SET PROBLEM:
Output the material below unchanged, apart from leaving out the pictures.

***

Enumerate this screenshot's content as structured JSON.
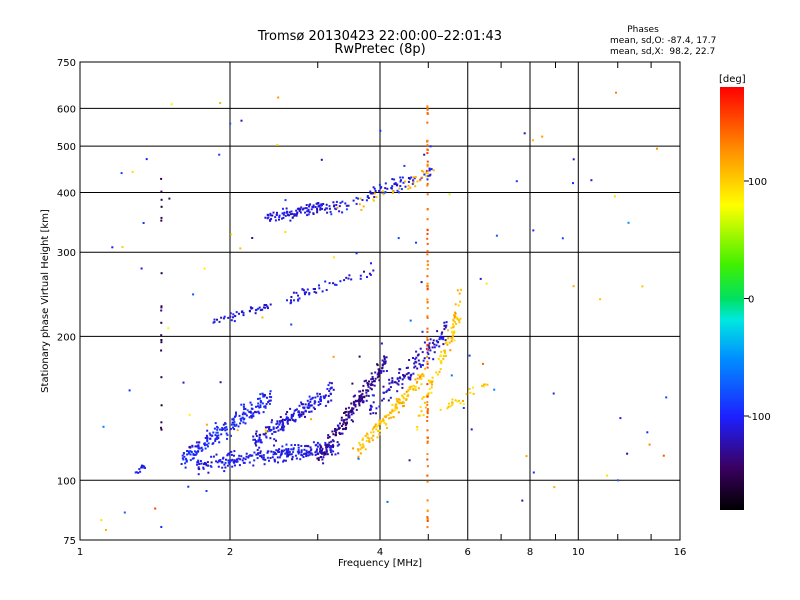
{
  "chart_data": {
    "type": "scatter",
    "title": "Tromsø 20130423 22:00:00–22:01:43",
    "subtitle": "RwPretec (8p)",
    "xlabel": "Frequency [MHz]",
    "ylabel": "Stationary phase Virtual Height [km]",
    "x_scale": "log",
    "y_scale": "log",
    "xlim": [
      1,
      16
    ],
    "ylim": [
      75,
      750
    ],
    "x_ticks": [
      1,
      2,
      4,
      6,
      8,
      10,
      16
    ],
    "x_tick_labels": [
      "1",
      "2",
      "4",
      "6",
      "8",
      "10",
      "16"
    ],
    "y_ticks": [
      75,
      100,
      200,
      300,
      400,
      500,
      600,
      750
    ],
    "y_tick_labels": [
      "75",
      "100",
      "200",
      "300",
      "400",
      "500",
      "600",
      "750"
    ],
    "grid": true,
    "stats": {
      "header": "Phases",
      "line_o": "mean, sd,O: -87.4, 17.7",
      "line_x": "mean, sd,X:  98.2, 22.7"
    },
    "colorbar": {
      "label": "[deg]",
      "range": [
        -180,
        180
      ],
      "ticks": [
        100,
        0,
        -100
      ],
      "tick_labels": [
        "100",
        "0",
        "-100"
      ]
    },
    "traces": [
      {
        "kind": "dense",
        "x_from": 1.7,
        "x_to": 3.3,
        "y_from": 108,
        "y_to": 118,
        "band": 12,
        "phase_mean": -105,
        "count": 260
      },
      {
        "kind": "dense",
        "x_from": 1.6,
        "x_to": 2.4,
        "y_from": 112,
        "y_to": 150,
        "band": 14,
        "phase_mean": -100,
        "count": 200
      },
      {
        "kind": "dense",
        "x_from": 2.2,
        "x_to": 3.2,
        "y_from": 120,
        "y_to": 155,
        "band": 14,
        "phase_mean": -110,
        "count": 180
      },
      {
        "kind": "dense",
        "x_from": 3.0,
        "x_to": 4.1,
        "y_from": 112,
        "y_to": 178,
        "band": 14,
        "phase_mean": -130,
        "count": 220
      },
      {
        "kind": "dense",
        "x_from": 3.6,
        "x_to": 4.9,
        "y_from": 115,
        "y_to": 168,
        "band": 12,
        "phase_mean": 105,
        "count": 140
      },
      {
        "kind": "dense",
        "x_from": 3.8,
        "x_to": 5.4,
        "y_from": 140,
        "y_to": 205,
        "band": 16,
        "phase_mean": -115,
        "count": 130
      },
      {
        "kind": "dense",
        "x_from": 4.7,
        "x_to": 5.8,
        "y_from": 130,
        "y_to": 230,
        "band": 16,
        "phase_mean": 100,
        "count": 70
      },
      {
        "kind": "dense",
        "x_from": 1.85,
        "x_to": 3.9,
        "y_from": 215,
        "y_to": 275,
        "band": 8,
        "phase_mean": -110,
        "count": 90
      },
      {
        "kind": "dense",
        "x_from": 2.35,
        "x_to": 3.1,
        "y_from": 355,
        "y_to": 375,
        "band": 8,
        "phase_mean": -110,
        "count": 100
      },
      {
        "kind": "dense",
        "x_from": 3.1,
        "x_to": 5.1,
        "y_from": 365,
        "y_to": 445,
        "band": 10,
        "phase_mean": -105,
        "count": 90
      },
      {
        "kind": "dense",
        "x_from": 3.6,
        "x_to": 5.1,
        "y_from": 380,
        "y_to": 440,
        "band": 10,
        "phase_mean": 110,
        "count": 30
      },
      {
        "kind": "dense",
        "x_from": 1.28,
        "x_to": 1.35,
        "y_from": 104,
        "y_to": 108,
        "band": 4,
        "phase_mean": -105,
        "count": 18
      },
      {
        "kind": "dense",
        "x_from": 5.5,
        "x_to": 5.75,
        "y_from": 185,
        "y_to": 260,
        "band": 6,
        "phase_mean": 110,
        "count": 22
      },
      {
        "kind": "dense",
        "x_from": 5.2,
        "x_to": 6.6,
        "y_from": 140,
        "y_to": 160,
        "band": 8,
        "phase_mean": 100,
        "count": 25
      },
      {
        "kind": "vline",
        "x": 4.96,
        "y_from": 78,
        "y_to": 670,
        "phase_mean": 140,
        "count": 90
      },
      {
        "kind": "vline",
        "x": 1.45,
        "y_from": 125,
        "y_to": 430,
        "phase_mean": -150,
        "count": 20
      },
      {
        "kind": "scatter",
        "x_from": 1.05,
        "x_to": 15.0,
        "y_from": 78,
        "y_to": 680,
        "phase_mean": 0,
        "phase_spread": 180,
        "count": 110
      }
    ]
  }
}
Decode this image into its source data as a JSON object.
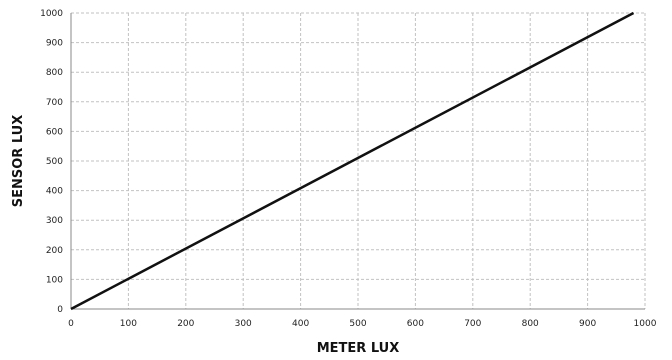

***

THE SOLUTION:
Enumerate this screenshot's content as structured JSON.
{
  "chart_data": {
    "type": "scatter",
    "title": "Tromsø 20130423 22:00:00–22:01:43",
    "subtitle": "RwPretec (8p)",
    "xlabel": "Frequency [MHz]",
    "ylabel": "Stationary phase Virtual Height [km]",
    "x_scale": "log",
    "y_scale": "log",
    "xlim": [
      1,
      16
    ],
    "ylim": [
      75,
      750
    ],
    "x_ticks": [
      1,
      2,
      4,
      6,
      8,
      10,
      16
    ],
    "x_tick_labels": [
      "1",
      "2",
      "4",
      "6",
      "8",
      "10",
      "16"
    ],
    "y_ticks": [
      75,
      100,
      200,
      300,
      400,
      500,
      600,
      750
    ],
    "y_tick_labels": [
      "75",
      "100",
      "200",
      "300",
      "400",
      "500",
      "600",
      "750"
    ],
    "grid": true,
    "stats": {
      "header": "Phases",
      "line_o": "mean, sd,O: -87.4, 17.7",
      "line_x": "mean, sd,X:  98.2, 22.7"
    },
    "colorbar": {
      "label": "[deg]",
      "range": [
        -180,
        180
      ],
      "ticks": [
        100,
        0,
        -100
      ],
      "tick_labels": [
        "100",
        "0",
        "-100"
      ]
    },
    "traces": [
      {
        "kind": "dense",
        "x_from": 1.7,
        "x_to": 3.3,
        "y_from": 108,
        "y_to": 118,
        "band": 12,
        "phase_mean": -105,
        "count": 260
      },
      {
        "kind": "dense",
        "x_from": 1.6,
        "x_to": 2.4,
        "y_from": 112,
        "y_to": 150,
        "band": 14,
        "phase_mean": -100,
        "count": 200
      },
      {
        "kind": "dense",
        "x_from": 2.2,
        "x_to": 3.2,
        "y_from": 120,
        "y_to": 155,
        "band": 14,
        "phase_mean": -110,
        "count": 180
      },
      {
        "kind": "dense",
        "x_from": 3.0,
        "x_to": 4.1,
        "y_from": 112,
        "y_to": 178,
        "band": 14,
        "phase_mean": -130,
        "count": 220
      },
      {
        "kind": "dense",
        "x_from": 3.6,
        "x_to": 4.9,
        "y_from": 115,
        "y_to": 168,
        "band": 12,
        "phase_mean": 105,
        "count": 140
      },
      {
        "kind": "dense",
        "x_from": 3.8,
        "x_to": 5.4,
        "y_from": 140,
        "y_to": 205,
        "band": 16,
        "phase_mean": -115,
        "count": 130
      },
      {
        "kind": "dense",
        "x_from": 4.7,
        "x_to": 5.8,
        "y_from": 130,
        "y_to": 230,
        "band": 16,
        "phase_mean": 100,
        "count": 70
      },
      {
        "kind": "dense",
        "x_from": 1.85,
        "x_to": 3.9,
        "y_from": 215,
        "y_to": 275,
        "band": 8,
        "phase_mean": -110,
        "count": 90
      },
      {
        "kind": "dense",
        "x_from": 2.35,
        "x_to": 3.1,
        "y_from": 355,
        "y_to": 375,
        "band": 8,
        "phase_mean": -110,
        "count": 100
      },
      {
        "kind": "dense",
        "x_from": 3.1,
        "x_to": 5.1,
        "y_from": 365,
        "y_to": 445,
        "band": 10,
        "phase_mean": -105,
        "count": 90
      },
      {
        "kind": "dense",
        "x_from": 3.6,
        "x_to": 5.1,
        "y_from": 380,
        "y_to": 440,
        "band": 10,
        "phase_mean": 110,
        "count": 30
      },
      {
        "kind": "dense",
        "x_from": 1.28,
        "x_to": 1.35,
        "y_from": 104,
        "y_to": 108,
        "band": 4,
        "phase_mean": -105,
        "count": 18
      },
      {
        "kind": "dense",
        "x_from": 5.5,
        "x_to": 5.75,
        "y_from": 185,
        "y_to": 260,
        "band": 6,
        "phase_mean": 110,
        "count": 22
      },
      {
        "kind": "dense",
        "x_from": 5.2,
        "x_to": 6.6,
        "y_from": 140,
        "y_to": 160,
        "band": 8,
        "phase_mean": 100,
        "count": 25
      },
      {
        "kind": "vline",
        "x": 4.96,
        "y_from": 78,
        "y_to": 670,
        "phase_mean": 140,
        "count": 90
      },
      {
        "kind": "vline",
        "x": 1.45,
        "y_from": 125,
        "y_to": 430,
        "phase_mean": -150,
        "count": 20
      },
      {
        "kind": "scatter",
        "x_from": 1.05,
        "x_to": 15.0,
        "y_from": 78,
        "y_to": 680,
        "phase_mean": 0,
        "phase_spread": 180,
        "count": 110
      }
    ]
  }
}
Decode this image into its source data as a JSON object.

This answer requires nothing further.